**REQUIRED ACTION:** The response must contain every line below in which "Kriegsflugblätter" appears.

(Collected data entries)
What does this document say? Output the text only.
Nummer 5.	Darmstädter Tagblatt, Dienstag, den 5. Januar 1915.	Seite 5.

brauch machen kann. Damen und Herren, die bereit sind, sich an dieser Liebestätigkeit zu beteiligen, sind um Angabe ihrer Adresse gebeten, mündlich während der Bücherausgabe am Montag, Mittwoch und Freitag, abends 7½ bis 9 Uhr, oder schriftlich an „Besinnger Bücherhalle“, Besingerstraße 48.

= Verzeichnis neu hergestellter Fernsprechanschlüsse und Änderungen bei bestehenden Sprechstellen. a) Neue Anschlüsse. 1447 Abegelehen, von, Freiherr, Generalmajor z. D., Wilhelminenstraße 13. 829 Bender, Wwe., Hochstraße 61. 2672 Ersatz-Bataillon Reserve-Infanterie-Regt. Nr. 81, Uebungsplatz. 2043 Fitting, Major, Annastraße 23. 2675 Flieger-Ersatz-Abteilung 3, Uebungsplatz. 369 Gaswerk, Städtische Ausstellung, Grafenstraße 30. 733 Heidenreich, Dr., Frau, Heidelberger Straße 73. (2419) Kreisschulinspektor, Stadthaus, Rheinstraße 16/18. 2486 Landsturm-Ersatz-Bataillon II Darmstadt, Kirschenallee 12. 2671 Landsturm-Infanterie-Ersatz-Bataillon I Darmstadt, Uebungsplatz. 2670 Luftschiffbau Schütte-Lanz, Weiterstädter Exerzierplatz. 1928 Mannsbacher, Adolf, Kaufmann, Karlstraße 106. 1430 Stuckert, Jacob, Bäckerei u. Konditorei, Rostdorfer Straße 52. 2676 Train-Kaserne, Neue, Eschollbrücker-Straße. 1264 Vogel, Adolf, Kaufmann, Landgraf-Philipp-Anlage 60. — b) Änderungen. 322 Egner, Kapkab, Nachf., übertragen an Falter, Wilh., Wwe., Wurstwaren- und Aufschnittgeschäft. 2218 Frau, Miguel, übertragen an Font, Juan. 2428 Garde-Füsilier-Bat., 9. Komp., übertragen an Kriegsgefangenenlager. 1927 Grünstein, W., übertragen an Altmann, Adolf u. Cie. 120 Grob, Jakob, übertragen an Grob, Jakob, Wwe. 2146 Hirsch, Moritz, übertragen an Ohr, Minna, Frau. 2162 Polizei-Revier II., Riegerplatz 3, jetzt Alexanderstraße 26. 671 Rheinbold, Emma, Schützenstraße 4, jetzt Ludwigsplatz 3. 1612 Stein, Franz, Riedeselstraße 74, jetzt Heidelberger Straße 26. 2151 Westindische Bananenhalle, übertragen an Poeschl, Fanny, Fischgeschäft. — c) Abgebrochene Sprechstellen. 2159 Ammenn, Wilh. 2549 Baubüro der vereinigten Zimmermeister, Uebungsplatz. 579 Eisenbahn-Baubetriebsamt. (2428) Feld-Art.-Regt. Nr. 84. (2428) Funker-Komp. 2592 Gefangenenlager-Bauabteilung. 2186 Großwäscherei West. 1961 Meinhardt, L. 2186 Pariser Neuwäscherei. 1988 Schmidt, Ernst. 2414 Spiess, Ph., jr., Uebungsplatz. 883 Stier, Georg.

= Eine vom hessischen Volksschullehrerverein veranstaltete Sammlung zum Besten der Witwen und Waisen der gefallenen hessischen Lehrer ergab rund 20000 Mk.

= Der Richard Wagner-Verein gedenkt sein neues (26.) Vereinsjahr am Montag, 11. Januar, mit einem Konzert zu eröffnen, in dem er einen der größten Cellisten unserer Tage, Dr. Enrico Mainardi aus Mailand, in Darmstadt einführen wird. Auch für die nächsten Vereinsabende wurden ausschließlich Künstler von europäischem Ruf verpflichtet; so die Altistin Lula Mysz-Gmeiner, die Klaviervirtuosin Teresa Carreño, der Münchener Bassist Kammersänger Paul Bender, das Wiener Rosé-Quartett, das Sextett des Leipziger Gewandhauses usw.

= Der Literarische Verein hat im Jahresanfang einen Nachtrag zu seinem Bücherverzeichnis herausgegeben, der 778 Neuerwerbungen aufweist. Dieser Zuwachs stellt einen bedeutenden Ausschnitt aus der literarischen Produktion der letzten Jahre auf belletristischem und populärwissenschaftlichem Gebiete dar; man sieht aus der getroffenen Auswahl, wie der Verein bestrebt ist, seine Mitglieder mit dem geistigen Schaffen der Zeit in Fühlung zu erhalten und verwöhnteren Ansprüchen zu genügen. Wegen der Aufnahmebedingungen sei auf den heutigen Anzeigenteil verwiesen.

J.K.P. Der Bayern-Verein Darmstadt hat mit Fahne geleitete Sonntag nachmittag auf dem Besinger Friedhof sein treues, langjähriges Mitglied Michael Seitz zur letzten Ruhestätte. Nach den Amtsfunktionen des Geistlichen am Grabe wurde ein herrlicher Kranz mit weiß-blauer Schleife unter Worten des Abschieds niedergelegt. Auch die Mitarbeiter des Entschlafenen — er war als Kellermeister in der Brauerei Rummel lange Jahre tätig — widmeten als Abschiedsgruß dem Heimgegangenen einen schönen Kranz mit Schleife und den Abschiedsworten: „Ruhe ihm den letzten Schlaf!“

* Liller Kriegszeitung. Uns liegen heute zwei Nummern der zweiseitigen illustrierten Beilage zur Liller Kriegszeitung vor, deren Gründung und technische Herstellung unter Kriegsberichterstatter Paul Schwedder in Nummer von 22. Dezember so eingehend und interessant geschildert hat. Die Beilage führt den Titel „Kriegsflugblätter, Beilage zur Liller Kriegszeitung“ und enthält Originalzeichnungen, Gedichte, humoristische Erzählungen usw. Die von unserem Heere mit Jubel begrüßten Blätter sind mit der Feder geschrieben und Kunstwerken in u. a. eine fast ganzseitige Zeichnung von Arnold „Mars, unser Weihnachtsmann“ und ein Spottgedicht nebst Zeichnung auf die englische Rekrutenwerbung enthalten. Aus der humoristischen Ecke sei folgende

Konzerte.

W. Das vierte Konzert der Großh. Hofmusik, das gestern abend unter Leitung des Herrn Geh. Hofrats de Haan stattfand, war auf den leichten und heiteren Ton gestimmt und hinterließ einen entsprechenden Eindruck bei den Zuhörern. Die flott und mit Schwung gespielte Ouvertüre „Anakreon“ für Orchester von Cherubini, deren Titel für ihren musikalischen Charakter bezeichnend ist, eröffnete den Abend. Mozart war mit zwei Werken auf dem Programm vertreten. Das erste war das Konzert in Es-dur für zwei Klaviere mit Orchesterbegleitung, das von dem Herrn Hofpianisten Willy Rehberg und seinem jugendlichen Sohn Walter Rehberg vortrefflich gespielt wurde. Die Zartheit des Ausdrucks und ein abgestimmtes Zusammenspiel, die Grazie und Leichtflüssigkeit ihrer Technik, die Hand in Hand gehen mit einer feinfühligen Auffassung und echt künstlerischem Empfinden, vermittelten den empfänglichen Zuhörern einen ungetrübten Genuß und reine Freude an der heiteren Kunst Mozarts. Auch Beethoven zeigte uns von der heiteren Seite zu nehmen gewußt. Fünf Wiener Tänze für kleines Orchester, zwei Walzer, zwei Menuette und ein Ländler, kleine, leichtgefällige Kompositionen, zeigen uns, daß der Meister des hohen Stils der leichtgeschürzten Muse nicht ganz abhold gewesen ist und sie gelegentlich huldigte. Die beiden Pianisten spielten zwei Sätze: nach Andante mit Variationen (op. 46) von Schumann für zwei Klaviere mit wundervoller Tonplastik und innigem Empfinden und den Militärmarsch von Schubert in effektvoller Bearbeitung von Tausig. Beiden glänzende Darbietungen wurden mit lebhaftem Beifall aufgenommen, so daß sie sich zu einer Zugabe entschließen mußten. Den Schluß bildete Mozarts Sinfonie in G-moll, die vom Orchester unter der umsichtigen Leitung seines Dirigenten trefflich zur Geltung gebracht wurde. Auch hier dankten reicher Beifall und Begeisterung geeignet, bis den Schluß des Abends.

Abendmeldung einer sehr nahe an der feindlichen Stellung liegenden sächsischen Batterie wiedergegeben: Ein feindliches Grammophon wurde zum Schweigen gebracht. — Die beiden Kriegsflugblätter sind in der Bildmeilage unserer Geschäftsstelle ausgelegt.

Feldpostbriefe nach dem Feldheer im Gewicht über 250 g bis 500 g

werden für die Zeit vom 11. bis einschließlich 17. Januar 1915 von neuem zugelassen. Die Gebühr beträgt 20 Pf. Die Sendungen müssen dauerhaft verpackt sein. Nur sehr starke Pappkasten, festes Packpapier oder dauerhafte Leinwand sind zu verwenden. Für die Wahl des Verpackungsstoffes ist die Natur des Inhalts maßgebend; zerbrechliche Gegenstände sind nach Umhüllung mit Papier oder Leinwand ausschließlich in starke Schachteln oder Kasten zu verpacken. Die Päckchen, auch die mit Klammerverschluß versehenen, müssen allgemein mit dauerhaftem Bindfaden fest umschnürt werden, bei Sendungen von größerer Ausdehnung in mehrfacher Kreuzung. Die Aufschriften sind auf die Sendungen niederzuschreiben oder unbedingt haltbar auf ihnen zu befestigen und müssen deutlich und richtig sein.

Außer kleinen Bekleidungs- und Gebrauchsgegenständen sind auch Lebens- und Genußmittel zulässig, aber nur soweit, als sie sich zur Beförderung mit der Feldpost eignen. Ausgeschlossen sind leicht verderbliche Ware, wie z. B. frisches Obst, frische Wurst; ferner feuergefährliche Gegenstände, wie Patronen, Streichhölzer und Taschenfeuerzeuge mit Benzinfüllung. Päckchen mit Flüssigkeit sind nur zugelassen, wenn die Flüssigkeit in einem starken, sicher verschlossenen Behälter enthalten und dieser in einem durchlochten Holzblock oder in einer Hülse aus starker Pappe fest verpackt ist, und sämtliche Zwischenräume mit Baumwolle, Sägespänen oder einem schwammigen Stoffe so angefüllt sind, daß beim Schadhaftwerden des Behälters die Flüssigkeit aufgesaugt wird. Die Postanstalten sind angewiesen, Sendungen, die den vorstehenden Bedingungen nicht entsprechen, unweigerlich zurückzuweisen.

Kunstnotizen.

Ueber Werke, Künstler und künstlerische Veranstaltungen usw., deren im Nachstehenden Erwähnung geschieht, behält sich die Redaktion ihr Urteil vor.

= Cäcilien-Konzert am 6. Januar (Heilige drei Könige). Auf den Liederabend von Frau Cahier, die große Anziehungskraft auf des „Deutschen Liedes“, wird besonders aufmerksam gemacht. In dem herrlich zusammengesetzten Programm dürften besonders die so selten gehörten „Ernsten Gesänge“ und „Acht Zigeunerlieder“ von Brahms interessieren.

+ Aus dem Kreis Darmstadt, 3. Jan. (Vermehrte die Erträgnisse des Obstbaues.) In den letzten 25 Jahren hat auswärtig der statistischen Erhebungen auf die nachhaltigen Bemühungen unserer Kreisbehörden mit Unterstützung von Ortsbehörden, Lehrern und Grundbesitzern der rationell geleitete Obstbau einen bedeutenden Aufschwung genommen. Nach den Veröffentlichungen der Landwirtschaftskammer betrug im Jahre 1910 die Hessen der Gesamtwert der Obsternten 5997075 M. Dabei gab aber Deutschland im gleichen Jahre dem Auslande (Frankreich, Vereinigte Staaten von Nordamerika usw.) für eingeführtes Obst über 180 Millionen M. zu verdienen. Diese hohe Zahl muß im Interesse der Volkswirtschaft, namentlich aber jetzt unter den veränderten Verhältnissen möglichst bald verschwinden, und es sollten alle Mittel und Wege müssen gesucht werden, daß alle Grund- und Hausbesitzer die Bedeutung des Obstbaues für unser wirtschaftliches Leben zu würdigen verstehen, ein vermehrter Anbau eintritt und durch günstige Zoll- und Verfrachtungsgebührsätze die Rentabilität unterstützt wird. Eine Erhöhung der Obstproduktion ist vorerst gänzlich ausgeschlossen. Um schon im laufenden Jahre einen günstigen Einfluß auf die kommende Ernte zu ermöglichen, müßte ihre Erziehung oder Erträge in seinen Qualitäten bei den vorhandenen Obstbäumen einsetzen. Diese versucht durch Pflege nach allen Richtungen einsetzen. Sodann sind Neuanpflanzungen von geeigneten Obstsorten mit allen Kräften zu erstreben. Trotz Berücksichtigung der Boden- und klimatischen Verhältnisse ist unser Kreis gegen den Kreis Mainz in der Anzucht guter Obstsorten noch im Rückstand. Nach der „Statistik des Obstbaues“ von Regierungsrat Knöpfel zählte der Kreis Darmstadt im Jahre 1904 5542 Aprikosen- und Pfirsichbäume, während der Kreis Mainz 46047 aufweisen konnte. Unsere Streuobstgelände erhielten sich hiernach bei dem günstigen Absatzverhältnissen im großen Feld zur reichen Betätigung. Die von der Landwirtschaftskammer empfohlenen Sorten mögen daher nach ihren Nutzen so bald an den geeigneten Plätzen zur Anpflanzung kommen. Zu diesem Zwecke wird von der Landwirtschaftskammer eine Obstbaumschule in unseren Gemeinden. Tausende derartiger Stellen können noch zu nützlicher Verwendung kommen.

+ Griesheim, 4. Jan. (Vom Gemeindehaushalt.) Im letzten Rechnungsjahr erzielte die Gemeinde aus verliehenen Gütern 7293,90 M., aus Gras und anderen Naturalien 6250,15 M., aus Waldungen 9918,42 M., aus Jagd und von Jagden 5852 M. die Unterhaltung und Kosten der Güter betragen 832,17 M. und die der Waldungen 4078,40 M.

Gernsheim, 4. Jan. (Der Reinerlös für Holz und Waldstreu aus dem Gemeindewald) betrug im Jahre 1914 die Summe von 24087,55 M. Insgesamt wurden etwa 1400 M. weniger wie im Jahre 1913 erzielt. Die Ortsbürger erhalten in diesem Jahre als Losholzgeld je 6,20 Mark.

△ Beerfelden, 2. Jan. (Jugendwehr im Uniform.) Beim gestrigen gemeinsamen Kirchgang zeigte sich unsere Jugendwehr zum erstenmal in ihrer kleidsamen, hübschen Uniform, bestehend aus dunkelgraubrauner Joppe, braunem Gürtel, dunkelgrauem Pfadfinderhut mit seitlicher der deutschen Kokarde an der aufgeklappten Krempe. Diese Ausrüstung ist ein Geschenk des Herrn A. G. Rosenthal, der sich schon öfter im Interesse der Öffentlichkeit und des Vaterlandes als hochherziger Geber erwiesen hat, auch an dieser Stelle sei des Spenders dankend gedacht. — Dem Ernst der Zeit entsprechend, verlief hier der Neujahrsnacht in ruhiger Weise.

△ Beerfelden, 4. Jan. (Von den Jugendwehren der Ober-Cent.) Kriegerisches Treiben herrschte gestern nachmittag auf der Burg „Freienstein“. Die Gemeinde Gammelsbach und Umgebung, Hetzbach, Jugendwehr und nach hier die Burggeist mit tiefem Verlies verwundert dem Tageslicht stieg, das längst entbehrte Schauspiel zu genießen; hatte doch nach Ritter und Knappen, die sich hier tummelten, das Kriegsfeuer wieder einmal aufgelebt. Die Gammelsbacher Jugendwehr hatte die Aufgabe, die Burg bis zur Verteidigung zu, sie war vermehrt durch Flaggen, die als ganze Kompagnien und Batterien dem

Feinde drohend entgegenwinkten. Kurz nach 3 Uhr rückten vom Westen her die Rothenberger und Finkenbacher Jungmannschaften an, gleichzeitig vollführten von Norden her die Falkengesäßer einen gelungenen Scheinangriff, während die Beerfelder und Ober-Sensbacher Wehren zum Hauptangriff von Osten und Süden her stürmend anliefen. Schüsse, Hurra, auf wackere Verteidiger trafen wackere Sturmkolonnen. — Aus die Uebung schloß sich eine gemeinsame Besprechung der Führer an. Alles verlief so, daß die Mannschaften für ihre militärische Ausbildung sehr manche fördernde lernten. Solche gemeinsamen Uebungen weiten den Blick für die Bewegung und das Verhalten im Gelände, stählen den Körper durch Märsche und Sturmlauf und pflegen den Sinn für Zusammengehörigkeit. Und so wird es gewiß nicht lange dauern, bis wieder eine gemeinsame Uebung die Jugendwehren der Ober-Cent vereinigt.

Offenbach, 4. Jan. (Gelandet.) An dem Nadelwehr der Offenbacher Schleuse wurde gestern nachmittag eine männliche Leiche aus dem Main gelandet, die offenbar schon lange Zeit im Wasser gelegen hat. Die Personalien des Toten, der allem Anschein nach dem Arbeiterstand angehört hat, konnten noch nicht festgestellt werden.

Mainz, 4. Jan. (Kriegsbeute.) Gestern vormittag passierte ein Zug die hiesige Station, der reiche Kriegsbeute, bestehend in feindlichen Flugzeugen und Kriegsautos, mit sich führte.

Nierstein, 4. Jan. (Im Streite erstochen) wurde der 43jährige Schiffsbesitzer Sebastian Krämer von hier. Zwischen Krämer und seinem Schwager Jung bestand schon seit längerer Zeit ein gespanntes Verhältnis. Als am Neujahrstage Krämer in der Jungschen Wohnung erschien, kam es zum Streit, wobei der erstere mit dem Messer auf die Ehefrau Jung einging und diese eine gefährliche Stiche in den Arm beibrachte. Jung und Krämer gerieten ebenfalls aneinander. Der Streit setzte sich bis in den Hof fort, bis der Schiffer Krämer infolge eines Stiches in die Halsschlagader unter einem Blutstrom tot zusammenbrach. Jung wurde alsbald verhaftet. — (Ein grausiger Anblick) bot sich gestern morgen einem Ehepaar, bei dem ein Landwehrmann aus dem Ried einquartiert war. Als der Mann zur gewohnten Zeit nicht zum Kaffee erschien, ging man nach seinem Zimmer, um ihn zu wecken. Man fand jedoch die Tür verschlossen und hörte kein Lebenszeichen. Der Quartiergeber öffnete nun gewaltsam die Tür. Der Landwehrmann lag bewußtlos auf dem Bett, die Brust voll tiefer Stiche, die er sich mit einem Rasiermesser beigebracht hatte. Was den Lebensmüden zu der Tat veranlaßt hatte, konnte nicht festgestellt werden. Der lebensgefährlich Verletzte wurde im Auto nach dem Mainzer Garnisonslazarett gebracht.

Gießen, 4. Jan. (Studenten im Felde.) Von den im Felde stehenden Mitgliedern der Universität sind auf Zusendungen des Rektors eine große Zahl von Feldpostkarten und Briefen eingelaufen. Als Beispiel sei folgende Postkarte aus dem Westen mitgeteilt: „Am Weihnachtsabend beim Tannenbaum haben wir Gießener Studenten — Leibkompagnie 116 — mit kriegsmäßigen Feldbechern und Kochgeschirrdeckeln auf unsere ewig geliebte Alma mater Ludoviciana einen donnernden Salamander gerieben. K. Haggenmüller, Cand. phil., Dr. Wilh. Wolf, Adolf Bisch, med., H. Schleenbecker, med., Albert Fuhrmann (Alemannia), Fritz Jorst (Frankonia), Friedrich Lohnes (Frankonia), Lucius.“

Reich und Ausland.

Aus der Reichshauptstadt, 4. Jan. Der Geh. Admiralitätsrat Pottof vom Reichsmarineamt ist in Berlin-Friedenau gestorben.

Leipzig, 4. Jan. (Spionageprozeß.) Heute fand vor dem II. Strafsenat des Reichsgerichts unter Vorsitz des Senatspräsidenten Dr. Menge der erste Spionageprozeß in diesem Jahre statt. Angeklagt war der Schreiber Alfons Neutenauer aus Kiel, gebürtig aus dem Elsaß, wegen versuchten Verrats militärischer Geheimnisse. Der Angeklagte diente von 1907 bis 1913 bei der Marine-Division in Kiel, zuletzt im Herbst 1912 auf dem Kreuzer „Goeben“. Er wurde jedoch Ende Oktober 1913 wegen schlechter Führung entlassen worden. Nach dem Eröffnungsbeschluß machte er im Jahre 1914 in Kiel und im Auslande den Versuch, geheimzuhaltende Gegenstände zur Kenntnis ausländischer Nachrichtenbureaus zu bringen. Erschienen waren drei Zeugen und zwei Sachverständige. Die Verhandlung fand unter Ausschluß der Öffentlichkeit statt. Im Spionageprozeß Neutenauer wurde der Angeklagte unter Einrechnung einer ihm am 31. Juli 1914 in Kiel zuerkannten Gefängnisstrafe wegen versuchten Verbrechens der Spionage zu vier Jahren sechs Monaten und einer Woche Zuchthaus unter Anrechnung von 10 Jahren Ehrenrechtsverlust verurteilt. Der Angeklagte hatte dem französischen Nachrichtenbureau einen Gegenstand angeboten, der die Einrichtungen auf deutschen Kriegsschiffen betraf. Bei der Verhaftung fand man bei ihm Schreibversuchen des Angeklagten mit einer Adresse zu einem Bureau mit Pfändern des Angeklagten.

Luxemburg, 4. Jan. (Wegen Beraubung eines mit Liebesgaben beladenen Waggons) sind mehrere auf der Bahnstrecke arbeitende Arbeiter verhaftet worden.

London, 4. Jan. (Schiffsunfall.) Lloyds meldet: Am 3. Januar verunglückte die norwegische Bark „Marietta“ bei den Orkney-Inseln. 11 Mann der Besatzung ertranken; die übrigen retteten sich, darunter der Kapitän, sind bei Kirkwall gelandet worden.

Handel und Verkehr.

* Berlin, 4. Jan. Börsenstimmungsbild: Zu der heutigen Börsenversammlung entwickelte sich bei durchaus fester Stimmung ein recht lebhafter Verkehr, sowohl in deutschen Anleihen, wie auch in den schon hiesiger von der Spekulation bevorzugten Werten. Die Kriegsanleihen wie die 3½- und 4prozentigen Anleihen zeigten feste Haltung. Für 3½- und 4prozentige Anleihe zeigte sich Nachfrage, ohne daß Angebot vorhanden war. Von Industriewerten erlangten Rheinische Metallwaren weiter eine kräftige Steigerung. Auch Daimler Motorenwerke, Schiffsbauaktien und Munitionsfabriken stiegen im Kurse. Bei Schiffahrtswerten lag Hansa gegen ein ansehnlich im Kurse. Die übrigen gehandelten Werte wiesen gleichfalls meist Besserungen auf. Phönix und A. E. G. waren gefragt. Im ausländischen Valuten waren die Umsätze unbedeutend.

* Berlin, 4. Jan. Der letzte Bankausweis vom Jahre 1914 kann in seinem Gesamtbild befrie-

**EXPECTED ANSWER:**
* Liller Kriegszeitung. Uns liegen heute zwei Nummern der zweiseitigen illustrierten Beilage zur Liller Kriegszeitung vor, deren Gründung und technische Herstellung unter Kriegsberichterstatter Paul Schwedder in Nummer von 22. Dezember so eingehend und interessant geschildert hat. Die Beilage führt den Titel „Kriegsflugblätter, Beilage zur Liller Kriegszeitung“ und enthält Originalzeichnungen, Gedichte, humoristische Erzählungen usw. Die von unserem Heere mit Jubel begrüßten Blätter sind mit der Feder geschrieben und Kunstwerken in u. a. eine fast ganzseitige Zeichnung von Arnold „Mars, unser Weihnachtsmann“ und ein Spottgedicht nebst Zeichnung auf die englische Rekrutenwerbung enthalten. Aus der humoristischen Ecke sei folgende
Abendmeldung einer sehr nahe an der feindlichen Stellung liegenden sächsischen Batterie wiedergegeben: Ein feindliches Grammophon wurde zum Schweigen gebracht. — Die beiden Kriegsflugblätter sind in der Bildmeilage unserer Geschäftsstelle ausgelegt.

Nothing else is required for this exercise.